Prediction Model Methotrexate Folate Juvenile Idiopathic Arthritis Multidrug Resistance 

Background

Methotrexate (MTX) is an efficacious drug in juvenile idiopathic arthritis (JIA). If JIA patients are unresponsive to MTX, effective combination treatment with biologicals is required to prevent joint damage.

Aim

To develop a prediction model to identify MTX non-responders according to the American College of Rheumatology 70 criteria during the first year of treatment.

Methods

Data was collected on 183 JIA patients. Clinical variables and single nucleotide polymorphisms (SNPs) in genes involved in the mechanism of action of MTX were determined at baseline. Using multivariate backward logistic regression, these variables were used to construct a prediction model for MTX non-response, whose diagnostic accuracy was evaluated. The model was subsequently validated in a cohort of 104 JIA patients.

Results

The prediction model included: erythrocyte sedimentation rate and SNPs in genes coding for methionine synthase reductase, multidrug resistance 1, multidrug resistance protein 1 and proton-coupled folate transporter. The area under the receiver operating characteristics curve (AUROC) was 0.73 (95%CI: 0.64-0.81). The prediction model was transformed into a total risk score (range 0 to 11). At a cut-off score of ≥3, sensitivity was 78%, specificity 49%, positive predictive value was 83% and negative predictive value 41%. In the validation cohort, the AUROC was 0.65 (95%CI: 0.54-0.77).

Conclusion

The prediction model we developed and validated combines clinical and genetic variables to identify JIA patients not responding to MTX treatment. This model could assist clinicians in making individualized treatment decisions.

▶ **Brief 1**: List the genes, as named in the methotrexate abstract, whose SNPs were included in the prediction model.
▶ **Brief 2**: Retype the portion of the methotrexate abstract starting with "Methotrexate (MTX) is" and going on through "year of treatment.".

▶ **Material provided**:
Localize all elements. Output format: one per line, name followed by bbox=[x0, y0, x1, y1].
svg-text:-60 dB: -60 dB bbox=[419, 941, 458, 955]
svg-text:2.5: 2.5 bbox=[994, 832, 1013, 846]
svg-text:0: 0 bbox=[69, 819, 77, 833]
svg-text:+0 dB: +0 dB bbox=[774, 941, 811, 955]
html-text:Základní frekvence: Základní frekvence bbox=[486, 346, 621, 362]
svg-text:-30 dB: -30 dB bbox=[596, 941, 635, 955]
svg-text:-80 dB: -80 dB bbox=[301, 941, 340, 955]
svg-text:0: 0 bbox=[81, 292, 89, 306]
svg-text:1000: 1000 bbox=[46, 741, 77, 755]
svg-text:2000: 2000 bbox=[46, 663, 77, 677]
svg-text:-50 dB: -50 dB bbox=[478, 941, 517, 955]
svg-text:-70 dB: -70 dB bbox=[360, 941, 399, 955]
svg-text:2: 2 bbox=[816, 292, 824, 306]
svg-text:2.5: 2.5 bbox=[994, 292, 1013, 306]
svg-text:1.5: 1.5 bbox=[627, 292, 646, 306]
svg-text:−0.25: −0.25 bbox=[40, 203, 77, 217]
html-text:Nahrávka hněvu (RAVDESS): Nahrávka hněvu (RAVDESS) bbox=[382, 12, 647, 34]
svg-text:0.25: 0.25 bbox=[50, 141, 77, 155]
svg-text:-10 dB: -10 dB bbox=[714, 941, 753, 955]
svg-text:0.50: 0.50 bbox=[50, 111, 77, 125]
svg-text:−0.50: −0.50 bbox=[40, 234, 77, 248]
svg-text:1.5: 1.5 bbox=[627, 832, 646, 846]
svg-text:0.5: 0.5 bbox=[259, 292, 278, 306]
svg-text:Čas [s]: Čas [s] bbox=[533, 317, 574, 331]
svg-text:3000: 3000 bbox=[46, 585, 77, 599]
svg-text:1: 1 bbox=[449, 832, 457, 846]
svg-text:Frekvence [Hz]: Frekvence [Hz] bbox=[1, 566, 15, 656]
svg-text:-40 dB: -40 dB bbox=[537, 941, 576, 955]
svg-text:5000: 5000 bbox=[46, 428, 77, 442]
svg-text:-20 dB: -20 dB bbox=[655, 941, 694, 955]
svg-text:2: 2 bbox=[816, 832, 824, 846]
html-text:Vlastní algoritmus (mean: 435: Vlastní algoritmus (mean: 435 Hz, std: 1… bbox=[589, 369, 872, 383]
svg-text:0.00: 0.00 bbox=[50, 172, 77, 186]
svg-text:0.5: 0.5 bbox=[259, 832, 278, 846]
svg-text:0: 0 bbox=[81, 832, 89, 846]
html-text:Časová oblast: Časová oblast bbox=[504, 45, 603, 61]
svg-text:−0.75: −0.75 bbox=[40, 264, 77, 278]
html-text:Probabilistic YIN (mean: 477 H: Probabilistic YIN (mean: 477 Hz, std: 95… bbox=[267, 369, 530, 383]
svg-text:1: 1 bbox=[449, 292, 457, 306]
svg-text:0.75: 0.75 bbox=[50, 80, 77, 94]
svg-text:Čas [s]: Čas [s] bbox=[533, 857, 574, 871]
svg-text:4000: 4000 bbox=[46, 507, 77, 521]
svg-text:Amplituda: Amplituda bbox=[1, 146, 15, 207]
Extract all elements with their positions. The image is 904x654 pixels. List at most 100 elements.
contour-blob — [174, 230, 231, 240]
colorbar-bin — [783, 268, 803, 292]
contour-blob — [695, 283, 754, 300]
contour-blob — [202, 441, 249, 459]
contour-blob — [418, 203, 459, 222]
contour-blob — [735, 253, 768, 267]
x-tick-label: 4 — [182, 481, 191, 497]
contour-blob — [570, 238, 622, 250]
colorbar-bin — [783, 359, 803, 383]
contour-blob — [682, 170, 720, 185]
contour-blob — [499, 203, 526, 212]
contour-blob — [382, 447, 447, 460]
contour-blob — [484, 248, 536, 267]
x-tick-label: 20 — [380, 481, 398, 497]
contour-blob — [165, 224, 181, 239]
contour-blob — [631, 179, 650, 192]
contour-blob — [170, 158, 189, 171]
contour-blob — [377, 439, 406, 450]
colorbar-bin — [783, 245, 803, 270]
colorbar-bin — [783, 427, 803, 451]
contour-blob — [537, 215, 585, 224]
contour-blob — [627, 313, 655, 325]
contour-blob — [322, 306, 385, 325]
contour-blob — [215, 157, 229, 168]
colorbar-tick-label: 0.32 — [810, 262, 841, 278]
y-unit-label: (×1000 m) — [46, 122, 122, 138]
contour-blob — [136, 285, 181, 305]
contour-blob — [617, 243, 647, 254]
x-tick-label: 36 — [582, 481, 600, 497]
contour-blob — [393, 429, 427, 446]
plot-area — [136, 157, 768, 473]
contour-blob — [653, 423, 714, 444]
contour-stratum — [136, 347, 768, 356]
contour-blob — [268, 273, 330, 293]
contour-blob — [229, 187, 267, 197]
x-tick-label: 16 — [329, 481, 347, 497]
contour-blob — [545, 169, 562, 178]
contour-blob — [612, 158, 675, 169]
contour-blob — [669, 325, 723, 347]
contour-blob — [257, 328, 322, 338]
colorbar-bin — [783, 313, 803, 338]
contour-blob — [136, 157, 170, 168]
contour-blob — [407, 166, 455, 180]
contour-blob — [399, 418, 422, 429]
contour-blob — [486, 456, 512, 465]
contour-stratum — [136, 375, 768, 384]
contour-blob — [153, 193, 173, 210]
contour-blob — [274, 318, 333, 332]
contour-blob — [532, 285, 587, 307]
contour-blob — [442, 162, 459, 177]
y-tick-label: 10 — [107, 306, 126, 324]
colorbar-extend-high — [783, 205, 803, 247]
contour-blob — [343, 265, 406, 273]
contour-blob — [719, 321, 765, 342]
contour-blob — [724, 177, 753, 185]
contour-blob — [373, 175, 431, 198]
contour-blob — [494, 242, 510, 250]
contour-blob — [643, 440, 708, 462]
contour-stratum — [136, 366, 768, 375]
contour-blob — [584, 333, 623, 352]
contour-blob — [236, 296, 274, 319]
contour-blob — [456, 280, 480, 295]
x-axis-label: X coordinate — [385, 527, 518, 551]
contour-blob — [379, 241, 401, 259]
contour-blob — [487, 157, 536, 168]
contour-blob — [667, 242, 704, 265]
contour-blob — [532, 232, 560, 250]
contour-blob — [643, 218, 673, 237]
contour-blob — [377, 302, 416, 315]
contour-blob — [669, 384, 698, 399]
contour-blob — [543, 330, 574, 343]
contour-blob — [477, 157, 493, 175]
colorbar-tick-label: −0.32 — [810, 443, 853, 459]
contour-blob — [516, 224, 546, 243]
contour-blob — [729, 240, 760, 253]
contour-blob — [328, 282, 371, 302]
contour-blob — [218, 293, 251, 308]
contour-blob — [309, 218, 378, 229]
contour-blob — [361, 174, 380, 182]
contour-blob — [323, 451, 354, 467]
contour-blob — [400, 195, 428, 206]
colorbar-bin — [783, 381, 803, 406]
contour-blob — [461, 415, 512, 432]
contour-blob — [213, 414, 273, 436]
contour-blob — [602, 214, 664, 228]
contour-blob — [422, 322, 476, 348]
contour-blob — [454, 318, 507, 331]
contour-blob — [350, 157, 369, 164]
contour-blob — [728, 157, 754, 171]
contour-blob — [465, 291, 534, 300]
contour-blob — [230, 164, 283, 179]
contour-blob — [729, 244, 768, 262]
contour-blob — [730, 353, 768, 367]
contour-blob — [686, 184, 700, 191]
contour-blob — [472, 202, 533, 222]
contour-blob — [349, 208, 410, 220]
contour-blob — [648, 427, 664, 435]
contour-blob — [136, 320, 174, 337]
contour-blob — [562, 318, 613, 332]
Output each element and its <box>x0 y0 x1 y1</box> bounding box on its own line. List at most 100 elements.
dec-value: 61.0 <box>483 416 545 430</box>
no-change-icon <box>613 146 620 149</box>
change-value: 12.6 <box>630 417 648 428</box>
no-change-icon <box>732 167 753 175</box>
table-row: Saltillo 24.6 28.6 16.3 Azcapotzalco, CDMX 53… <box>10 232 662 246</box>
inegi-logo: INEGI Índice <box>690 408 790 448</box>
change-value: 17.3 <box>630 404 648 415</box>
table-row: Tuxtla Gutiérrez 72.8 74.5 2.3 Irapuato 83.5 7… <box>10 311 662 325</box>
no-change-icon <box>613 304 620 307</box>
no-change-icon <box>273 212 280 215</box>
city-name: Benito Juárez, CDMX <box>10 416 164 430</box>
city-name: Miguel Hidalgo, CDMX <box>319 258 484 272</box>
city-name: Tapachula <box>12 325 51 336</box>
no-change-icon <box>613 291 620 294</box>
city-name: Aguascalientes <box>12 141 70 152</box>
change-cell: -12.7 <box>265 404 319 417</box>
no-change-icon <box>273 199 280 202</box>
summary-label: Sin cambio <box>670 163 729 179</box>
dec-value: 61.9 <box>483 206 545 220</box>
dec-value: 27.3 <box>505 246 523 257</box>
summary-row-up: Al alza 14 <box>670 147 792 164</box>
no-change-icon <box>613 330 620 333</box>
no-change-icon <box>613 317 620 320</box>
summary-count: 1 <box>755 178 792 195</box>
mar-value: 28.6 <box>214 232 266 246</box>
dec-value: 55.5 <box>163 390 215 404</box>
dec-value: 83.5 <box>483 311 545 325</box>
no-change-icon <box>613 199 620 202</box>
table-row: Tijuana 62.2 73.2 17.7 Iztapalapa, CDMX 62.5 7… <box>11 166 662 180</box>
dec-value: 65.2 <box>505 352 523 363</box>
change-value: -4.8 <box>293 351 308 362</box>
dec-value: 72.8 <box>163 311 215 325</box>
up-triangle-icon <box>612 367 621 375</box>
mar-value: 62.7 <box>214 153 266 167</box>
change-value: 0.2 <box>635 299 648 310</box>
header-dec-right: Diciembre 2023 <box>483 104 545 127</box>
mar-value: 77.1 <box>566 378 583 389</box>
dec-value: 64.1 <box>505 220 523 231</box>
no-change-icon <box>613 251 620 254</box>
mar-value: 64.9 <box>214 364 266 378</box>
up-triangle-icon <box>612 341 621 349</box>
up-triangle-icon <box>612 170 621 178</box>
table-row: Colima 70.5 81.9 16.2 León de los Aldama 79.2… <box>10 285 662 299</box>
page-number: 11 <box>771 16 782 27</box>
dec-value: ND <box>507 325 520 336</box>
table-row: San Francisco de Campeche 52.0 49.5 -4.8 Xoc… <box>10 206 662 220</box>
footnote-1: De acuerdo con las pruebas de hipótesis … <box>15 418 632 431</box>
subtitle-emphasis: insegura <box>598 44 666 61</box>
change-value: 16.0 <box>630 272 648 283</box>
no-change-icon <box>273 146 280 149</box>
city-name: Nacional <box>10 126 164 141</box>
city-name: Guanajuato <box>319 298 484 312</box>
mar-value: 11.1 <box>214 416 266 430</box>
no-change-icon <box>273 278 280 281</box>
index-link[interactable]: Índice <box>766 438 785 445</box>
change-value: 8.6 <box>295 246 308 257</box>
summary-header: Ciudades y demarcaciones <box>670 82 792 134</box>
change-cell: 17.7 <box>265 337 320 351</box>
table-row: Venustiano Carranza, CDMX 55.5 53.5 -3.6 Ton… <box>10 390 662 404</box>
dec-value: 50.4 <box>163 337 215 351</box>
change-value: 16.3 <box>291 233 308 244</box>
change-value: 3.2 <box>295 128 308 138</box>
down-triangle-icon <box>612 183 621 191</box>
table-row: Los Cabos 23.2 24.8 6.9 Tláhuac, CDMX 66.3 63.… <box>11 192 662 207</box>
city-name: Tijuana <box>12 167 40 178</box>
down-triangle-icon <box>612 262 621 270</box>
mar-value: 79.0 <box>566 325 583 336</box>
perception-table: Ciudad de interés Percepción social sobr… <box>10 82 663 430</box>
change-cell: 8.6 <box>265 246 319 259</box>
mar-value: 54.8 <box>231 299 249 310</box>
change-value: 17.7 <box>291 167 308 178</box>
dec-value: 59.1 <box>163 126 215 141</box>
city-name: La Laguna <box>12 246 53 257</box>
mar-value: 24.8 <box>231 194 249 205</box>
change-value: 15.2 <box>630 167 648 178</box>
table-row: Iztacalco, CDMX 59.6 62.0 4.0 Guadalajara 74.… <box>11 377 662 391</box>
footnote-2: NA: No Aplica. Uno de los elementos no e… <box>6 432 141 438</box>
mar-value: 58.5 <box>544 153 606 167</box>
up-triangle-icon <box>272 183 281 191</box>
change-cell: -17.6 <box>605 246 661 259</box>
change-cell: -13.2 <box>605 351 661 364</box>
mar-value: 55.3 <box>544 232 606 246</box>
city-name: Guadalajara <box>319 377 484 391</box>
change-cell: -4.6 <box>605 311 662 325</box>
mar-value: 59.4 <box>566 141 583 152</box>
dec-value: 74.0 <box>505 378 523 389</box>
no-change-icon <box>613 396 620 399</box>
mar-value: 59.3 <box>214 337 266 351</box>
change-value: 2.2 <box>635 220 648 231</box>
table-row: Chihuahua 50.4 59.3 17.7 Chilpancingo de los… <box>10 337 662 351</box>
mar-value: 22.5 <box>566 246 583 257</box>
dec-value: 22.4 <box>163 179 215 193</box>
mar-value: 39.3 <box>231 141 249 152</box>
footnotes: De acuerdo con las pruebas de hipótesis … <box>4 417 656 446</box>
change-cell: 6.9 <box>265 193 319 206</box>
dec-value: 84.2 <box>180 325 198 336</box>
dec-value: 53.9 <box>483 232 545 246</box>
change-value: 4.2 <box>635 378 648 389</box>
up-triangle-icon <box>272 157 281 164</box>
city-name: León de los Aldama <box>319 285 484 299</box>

▶ **Exercise solution 1**:
- methionine synthase reductase
- multidrug resistance 1
- multidrug resistance protein 1
- proton-coupled folate transporter

▶ **Exercise solution 2**:
Methotrexate (MTX) is an efficacious drug in juvenile idiopathic arthritis (JIA). If JIA patients are unresponsive to MTX, effective combination treatment with biologicals is required to prevent joint damage.

Aim

To develop a prediction model to identify MTX non-responders according to the American College of Rheumatology 70 criteria during the first year of treatment.